What you need to do ->
Tally the lines holding the string "this" and reply with that number alone.

** begin **

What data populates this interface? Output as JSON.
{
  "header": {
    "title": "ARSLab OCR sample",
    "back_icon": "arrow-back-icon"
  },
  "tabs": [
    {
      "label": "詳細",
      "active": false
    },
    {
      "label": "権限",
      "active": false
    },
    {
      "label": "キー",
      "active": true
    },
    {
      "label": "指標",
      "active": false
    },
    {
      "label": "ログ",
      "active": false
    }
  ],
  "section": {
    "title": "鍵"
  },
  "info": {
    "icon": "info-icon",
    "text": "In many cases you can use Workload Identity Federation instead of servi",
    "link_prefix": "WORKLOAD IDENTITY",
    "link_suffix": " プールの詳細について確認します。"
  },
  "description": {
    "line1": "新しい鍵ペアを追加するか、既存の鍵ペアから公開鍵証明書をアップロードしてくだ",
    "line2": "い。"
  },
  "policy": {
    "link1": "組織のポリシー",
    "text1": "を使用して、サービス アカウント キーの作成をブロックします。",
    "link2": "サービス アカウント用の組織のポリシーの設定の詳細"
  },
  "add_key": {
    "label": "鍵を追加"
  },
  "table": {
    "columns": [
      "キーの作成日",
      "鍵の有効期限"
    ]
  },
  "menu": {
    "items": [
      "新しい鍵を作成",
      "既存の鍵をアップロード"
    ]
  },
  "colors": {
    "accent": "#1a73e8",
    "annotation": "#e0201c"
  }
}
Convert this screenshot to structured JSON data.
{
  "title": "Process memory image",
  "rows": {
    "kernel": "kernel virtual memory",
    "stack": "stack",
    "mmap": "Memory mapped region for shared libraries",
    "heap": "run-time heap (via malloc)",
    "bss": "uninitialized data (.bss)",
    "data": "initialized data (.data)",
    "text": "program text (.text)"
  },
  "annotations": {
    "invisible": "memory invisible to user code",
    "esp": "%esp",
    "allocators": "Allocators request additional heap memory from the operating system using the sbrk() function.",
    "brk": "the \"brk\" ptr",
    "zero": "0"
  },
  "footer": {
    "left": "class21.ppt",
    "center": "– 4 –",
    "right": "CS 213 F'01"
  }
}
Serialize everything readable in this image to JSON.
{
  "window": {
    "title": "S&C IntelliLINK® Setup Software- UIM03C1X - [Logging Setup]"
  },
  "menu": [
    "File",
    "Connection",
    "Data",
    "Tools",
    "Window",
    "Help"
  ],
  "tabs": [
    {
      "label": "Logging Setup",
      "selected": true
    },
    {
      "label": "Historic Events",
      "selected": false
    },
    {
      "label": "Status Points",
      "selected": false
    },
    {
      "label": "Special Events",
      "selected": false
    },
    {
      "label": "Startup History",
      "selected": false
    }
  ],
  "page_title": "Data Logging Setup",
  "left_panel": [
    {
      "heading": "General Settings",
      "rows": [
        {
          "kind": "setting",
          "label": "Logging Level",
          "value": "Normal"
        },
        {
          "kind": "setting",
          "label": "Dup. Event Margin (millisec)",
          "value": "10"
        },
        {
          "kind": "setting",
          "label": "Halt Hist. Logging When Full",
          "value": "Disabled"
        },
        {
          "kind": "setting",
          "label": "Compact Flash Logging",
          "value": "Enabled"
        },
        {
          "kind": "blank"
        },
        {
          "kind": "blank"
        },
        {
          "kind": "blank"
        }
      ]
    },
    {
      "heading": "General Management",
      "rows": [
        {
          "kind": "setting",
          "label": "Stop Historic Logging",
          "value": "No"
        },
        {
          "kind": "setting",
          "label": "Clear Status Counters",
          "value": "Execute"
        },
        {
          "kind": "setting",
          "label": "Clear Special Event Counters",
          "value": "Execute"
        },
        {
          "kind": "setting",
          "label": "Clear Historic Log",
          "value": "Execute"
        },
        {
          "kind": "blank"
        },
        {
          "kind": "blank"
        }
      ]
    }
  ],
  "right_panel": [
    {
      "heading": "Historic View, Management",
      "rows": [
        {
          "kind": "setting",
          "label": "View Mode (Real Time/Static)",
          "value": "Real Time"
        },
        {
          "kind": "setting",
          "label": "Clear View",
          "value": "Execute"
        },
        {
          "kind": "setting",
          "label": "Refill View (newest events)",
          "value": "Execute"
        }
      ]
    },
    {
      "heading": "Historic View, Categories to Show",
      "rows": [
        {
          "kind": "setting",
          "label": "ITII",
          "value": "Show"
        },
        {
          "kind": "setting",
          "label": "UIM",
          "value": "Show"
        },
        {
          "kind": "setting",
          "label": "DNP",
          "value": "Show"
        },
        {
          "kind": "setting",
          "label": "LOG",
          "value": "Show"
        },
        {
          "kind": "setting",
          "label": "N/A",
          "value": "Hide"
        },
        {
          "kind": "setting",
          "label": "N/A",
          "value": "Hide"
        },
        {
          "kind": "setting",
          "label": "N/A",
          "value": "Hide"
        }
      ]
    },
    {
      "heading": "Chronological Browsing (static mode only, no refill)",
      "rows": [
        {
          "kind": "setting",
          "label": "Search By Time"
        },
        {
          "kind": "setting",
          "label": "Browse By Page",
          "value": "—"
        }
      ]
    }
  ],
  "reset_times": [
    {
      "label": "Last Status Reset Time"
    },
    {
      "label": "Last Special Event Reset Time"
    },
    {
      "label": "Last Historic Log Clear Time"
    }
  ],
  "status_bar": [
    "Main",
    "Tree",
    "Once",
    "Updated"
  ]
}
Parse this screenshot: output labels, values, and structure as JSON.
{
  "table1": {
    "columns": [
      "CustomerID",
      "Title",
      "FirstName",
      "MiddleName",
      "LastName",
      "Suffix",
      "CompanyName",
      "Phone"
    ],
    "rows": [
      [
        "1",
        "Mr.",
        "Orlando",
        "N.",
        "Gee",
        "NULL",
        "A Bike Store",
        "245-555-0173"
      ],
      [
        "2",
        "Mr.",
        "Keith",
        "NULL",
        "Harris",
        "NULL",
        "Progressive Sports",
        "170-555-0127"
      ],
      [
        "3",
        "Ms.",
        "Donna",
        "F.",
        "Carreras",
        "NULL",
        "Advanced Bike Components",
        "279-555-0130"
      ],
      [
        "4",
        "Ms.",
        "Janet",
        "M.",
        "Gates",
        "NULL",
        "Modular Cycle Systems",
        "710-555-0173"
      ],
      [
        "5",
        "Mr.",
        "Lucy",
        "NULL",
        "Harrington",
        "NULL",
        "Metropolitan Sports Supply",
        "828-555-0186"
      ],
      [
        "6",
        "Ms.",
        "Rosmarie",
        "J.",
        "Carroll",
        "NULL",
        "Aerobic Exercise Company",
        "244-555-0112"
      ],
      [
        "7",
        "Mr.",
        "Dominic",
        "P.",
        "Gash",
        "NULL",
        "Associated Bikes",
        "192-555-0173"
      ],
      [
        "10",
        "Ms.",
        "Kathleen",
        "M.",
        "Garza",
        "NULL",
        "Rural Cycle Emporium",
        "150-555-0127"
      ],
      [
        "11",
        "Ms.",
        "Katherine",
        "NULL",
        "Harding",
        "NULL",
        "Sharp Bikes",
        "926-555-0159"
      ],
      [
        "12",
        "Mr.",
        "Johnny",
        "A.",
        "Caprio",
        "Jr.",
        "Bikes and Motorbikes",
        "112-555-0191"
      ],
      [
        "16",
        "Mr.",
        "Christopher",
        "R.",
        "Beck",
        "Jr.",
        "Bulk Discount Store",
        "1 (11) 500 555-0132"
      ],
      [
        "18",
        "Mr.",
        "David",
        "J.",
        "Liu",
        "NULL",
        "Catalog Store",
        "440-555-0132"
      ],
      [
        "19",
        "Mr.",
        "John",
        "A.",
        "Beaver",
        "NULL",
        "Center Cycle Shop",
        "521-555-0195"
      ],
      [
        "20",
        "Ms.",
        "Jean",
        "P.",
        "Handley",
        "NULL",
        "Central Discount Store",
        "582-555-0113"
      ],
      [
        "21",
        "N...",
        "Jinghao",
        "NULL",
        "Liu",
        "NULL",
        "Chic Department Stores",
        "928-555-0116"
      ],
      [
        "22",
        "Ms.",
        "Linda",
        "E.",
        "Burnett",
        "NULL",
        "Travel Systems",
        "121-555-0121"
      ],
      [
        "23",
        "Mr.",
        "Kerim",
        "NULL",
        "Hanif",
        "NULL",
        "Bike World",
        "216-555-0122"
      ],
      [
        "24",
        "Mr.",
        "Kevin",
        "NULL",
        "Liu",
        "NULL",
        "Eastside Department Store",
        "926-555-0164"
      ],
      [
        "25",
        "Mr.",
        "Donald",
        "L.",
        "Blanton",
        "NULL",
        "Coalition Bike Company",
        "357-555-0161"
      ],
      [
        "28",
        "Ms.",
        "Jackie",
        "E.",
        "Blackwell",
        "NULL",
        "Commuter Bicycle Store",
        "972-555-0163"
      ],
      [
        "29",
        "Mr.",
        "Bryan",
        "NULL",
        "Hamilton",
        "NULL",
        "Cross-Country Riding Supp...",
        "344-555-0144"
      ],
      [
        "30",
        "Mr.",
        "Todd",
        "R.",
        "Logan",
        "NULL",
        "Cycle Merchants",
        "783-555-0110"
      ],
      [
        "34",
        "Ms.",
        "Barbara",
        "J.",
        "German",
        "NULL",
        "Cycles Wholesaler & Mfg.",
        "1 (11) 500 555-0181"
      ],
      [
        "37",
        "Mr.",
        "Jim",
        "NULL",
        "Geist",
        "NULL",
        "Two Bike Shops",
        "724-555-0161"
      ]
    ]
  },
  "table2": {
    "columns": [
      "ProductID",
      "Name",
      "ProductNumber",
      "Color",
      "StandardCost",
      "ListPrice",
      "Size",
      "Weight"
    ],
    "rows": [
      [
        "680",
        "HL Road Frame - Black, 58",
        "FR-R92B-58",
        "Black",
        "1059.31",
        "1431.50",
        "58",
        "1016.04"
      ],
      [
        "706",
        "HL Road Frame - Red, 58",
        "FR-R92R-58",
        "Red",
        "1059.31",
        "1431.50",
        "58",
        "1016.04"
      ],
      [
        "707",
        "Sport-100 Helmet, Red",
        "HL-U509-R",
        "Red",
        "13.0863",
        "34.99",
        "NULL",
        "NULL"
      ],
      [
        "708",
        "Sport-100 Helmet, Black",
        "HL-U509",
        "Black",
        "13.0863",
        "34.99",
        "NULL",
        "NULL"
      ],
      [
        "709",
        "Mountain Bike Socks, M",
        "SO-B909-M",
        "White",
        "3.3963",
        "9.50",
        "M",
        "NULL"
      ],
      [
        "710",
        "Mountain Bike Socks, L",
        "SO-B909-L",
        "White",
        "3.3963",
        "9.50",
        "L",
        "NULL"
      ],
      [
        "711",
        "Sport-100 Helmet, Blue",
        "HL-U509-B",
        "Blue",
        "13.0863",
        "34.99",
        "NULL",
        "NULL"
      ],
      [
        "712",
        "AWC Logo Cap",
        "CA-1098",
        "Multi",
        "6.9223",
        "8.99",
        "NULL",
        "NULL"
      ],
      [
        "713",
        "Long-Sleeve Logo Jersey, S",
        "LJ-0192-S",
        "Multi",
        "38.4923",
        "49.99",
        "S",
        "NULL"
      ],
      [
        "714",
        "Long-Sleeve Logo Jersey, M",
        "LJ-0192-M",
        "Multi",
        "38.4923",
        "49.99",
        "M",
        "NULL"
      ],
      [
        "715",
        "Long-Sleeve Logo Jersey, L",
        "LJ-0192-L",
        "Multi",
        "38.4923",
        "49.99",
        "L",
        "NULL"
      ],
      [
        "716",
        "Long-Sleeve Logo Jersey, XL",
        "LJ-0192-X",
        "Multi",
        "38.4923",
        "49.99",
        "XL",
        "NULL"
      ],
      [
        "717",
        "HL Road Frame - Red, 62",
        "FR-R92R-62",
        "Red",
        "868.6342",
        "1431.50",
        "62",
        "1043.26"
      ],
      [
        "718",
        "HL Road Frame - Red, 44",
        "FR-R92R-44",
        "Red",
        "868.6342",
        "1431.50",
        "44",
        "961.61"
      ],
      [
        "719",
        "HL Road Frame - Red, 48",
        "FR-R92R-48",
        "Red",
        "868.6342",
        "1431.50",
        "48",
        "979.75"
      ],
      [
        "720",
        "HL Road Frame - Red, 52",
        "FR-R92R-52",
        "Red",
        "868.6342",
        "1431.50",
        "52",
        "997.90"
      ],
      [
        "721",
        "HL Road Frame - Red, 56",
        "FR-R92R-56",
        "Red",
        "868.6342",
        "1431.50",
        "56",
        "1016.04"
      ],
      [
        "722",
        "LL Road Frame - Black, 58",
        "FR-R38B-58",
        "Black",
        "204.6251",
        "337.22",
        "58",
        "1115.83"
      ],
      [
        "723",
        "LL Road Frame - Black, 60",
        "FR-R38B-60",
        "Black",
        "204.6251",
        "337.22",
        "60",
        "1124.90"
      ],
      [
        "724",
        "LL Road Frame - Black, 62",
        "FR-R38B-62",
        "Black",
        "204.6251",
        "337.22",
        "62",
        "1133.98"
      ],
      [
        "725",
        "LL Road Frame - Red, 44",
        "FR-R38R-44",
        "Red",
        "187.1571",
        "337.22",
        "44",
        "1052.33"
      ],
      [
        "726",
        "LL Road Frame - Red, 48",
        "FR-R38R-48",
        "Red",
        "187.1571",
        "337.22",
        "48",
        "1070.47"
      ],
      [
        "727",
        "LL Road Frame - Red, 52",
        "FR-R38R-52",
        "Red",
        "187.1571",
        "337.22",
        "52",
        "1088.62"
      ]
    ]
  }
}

** end **

Full output ->
4